**DIRECTIONS**
Copy out the lines that include the word "series".

Figure contents as structured data
┄┄┄┄┄┄┄┄┄┄┄┄┄┄┄┄┄┄┄┄
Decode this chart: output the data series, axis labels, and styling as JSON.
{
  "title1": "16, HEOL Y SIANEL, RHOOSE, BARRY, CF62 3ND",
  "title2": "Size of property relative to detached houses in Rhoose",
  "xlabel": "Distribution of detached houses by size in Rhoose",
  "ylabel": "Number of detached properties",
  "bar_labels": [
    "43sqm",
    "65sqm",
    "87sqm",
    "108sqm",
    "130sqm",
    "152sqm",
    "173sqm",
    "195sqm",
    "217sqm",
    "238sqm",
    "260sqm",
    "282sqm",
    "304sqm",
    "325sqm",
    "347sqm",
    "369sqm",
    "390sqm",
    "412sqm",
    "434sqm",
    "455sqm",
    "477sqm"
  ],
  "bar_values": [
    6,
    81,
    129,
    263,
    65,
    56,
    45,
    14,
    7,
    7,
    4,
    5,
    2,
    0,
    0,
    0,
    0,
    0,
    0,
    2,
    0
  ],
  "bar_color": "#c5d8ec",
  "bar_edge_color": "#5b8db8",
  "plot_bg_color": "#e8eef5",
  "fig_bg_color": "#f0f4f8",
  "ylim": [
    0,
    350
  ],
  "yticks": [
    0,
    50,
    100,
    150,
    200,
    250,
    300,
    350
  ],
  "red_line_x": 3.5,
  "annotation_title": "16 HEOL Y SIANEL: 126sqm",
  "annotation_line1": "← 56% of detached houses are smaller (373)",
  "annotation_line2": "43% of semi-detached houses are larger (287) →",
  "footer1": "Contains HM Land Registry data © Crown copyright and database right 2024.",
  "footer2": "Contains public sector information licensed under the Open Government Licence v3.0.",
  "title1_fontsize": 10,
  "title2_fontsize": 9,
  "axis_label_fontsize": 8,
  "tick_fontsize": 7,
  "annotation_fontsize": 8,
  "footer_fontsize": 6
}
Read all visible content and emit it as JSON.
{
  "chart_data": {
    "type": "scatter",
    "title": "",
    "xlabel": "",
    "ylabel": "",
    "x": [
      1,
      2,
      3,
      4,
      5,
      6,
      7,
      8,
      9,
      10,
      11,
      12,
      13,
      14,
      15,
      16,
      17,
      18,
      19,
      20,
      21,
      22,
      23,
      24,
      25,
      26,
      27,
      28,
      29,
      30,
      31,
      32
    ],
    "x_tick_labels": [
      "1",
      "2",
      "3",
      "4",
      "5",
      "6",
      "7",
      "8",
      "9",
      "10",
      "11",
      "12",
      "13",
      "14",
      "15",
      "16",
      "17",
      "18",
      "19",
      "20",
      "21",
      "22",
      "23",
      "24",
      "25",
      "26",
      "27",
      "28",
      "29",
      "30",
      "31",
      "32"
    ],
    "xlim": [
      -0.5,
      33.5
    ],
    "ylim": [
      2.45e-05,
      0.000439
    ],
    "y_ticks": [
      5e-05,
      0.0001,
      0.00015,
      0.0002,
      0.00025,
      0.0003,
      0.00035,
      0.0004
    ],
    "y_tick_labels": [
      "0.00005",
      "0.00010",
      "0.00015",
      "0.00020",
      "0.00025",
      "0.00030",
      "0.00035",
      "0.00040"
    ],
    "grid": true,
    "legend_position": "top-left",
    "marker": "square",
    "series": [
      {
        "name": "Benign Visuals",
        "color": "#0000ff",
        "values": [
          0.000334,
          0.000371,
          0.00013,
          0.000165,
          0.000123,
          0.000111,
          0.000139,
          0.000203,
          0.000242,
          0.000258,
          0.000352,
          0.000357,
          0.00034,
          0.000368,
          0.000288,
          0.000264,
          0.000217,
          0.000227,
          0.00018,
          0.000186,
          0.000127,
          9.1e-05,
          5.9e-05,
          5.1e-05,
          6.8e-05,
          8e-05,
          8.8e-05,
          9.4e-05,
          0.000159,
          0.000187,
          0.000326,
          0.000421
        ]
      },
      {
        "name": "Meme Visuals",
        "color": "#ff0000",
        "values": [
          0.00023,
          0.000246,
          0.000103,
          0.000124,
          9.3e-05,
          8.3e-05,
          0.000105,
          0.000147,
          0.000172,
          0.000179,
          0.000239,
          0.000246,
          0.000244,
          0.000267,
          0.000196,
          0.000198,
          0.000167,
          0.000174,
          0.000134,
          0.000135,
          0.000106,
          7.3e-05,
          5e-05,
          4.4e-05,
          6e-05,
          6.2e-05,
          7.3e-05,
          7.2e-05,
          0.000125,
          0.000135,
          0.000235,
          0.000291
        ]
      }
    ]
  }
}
┄┄┄┄┄┄┄┄┄┄┄┄┄┄┄┄┄┄┄┄
**EXERCISE SOLUTION**
Decode this chart: output the data series, axis labels, and styling as JSON.
    "series": [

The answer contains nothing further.